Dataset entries
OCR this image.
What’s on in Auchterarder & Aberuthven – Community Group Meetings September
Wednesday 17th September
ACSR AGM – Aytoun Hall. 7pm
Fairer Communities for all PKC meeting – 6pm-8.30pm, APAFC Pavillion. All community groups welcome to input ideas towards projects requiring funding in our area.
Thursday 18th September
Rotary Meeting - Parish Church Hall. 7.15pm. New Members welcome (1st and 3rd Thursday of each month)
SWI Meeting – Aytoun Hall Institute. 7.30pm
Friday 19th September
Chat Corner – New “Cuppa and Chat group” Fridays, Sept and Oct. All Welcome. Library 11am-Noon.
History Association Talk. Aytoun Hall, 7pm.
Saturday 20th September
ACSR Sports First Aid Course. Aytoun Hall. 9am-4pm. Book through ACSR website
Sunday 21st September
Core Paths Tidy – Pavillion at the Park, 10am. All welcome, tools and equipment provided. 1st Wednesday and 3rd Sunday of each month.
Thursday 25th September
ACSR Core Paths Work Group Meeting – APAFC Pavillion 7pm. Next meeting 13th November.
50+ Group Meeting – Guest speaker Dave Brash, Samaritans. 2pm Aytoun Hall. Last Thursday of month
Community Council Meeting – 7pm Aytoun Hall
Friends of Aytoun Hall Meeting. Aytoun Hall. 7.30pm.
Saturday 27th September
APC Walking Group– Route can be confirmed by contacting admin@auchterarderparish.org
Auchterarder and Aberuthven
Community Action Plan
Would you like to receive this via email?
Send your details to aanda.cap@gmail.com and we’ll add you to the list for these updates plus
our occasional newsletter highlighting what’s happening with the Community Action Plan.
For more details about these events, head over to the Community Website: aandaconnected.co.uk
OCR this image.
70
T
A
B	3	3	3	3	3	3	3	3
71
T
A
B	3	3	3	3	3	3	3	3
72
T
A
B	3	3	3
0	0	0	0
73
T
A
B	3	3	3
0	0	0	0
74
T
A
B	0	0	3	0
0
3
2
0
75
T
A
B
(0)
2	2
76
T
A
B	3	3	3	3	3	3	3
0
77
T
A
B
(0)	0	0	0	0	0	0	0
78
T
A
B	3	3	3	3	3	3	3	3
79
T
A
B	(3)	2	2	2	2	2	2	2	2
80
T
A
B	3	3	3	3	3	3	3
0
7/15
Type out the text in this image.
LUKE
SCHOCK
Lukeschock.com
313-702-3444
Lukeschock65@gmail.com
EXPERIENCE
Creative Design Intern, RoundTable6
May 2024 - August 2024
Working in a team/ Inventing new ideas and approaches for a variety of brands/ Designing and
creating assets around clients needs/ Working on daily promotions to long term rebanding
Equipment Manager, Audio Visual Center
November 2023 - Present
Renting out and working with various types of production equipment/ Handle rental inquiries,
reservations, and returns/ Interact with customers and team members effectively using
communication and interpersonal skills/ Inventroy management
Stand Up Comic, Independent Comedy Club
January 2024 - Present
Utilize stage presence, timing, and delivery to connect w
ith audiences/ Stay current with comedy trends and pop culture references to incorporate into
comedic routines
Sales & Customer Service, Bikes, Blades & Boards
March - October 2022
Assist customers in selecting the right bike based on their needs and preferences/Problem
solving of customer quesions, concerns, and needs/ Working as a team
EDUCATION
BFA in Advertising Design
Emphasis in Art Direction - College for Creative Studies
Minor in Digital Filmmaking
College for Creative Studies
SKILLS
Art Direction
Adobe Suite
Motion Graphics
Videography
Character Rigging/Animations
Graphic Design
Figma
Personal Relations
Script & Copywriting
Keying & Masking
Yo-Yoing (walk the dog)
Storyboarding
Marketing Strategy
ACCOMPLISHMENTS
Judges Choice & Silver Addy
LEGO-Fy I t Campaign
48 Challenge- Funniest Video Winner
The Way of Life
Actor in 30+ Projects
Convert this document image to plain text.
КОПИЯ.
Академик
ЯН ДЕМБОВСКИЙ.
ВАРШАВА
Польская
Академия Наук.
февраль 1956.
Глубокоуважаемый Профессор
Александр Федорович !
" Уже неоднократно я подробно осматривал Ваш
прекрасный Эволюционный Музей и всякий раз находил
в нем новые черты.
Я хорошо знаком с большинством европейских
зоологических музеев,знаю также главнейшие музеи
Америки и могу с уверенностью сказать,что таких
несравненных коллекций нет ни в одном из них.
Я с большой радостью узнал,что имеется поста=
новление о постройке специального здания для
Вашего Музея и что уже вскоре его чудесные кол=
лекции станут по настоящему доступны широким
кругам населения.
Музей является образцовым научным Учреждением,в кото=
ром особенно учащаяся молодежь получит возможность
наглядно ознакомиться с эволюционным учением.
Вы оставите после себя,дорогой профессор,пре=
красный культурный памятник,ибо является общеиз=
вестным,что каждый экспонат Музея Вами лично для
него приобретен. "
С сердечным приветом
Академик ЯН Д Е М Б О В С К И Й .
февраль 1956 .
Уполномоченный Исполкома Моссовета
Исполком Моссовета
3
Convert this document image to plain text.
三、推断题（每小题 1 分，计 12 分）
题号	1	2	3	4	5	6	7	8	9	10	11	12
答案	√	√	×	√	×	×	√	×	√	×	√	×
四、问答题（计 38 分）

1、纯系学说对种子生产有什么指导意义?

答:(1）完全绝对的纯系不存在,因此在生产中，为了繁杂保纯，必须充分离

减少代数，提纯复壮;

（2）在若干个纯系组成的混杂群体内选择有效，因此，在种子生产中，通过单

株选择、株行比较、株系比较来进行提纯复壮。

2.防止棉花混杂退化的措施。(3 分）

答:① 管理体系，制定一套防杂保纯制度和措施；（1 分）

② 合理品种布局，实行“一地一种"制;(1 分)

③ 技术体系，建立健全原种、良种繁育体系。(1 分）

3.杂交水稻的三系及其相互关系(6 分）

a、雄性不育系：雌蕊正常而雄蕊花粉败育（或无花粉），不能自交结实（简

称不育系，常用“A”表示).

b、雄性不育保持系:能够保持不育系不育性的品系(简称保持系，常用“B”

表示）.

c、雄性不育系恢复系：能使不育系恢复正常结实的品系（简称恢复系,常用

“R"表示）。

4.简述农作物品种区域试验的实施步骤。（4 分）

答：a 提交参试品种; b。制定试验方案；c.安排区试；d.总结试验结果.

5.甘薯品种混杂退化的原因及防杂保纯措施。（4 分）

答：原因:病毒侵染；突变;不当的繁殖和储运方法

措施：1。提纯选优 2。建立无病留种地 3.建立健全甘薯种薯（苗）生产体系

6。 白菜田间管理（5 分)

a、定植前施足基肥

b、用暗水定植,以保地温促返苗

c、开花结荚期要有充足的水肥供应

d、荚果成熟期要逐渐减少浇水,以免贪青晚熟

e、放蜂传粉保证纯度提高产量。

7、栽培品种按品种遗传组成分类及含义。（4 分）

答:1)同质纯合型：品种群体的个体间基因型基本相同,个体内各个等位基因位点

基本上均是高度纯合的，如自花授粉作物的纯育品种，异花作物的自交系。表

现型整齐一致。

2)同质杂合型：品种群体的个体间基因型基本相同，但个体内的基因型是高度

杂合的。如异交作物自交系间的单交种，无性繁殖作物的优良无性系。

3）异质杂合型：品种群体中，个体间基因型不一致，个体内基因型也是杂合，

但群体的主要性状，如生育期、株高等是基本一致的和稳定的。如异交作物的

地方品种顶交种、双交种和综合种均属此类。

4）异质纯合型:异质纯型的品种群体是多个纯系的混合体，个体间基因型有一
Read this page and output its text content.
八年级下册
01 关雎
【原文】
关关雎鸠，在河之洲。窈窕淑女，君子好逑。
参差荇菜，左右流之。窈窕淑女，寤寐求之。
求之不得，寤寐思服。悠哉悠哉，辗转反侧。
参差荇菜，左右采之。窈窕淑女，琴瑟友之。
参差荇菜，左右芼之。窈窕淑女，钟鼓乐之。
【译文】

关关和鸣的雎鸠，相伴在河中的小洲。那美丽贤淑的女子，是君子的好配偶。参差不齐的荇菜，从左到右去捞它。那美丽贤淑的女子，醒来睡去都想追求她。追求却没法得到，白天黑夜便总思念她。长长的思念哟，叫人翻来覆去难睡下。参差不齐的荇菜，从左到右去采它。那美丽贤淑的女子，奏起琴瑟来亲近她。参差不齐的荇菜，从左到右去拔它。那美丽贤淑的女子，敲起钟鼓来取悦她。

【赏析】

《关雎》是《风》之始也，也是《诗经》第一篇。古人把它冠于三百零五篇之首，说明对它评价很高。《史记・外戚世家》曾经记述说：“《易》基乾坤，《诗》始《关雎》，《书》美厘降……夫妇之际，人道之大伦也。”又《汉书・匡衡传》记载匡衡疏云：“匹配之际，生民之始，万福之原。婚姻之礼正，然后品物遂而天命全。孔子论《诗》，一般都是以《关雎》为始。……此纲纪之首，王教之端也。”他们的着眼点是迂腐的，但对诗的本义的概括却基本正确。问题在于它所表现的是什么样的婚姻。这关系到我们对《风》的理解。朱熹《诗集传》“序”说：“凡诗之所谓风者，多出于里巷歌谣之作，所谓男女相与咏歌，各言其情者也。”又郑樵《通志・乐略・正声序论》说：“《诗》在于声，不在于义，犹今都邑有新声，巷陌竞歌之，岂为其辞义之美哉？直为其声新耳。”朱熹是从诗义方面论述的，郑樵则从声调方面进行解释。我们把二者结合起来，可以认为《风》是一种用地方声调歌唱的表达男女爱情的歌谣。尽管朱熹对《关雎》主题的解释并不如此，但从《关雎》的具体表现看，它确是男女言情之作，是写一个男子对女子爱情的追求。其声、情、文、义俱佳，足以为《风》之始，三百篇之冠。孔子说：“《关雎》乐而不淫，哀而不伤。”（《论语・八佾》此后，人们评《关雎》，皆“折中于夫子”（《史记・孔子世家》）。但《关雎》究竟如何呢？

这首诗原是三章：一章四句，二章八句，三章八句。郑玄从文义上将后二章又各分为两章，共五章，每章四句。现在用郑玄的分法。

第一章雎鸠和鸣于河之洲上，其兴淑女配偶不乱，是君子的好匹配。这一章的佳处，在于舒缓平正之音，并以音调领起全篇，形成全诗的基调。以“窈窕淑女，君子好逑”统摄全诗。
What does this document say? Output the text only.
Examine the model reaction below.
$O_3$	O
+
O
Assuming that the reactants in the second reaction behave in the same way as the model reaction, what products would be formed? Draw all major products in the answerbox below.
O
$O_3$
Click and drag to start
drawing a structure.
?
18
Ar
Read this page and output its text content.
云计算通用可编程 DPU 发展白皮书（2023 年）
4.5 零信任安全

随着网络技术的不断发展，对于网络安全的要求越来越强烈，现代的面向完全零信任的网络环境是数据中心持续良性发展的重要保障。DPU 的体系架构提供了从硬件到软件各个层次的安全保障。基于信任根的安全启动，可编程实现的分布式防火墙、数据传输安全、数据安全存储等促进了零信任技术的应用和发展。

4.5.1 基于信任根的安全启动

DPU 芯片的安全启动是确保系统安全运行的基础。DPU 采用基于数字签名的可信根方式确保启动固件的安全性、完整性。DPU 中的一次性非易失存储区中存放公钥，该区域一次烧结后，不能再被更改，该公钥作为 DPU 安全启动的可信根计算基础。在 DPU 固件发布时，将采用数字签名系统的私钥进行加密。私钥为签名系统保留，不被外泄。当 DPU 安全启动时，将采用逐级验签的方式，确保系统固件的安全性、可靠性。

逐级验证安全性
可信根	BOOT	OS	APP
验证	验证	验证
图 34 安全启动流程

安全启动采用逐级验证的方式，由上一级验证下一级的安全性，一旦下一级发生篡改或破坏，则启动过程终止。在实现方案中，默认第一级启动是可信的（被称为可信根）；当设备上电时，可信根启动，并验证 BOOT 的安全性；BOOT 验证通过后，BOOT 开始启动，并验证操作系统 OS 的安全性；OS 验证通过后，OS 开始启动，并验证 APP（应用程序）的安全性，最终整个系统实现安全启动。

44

__EXERCISE AIM__.
Which lines hold the word "September"? Copy each of them from the records.

__RESPONSE TO THIS EXERCISE__.
What’s on in Auchterarder & Aberuthven – Community Group Meetings September
Wednesday 17th September
Thursday 18th September
Friday 19th September
Saturday 20th September
Sunday 21st September
Thursday 25th September
Saturday 27th September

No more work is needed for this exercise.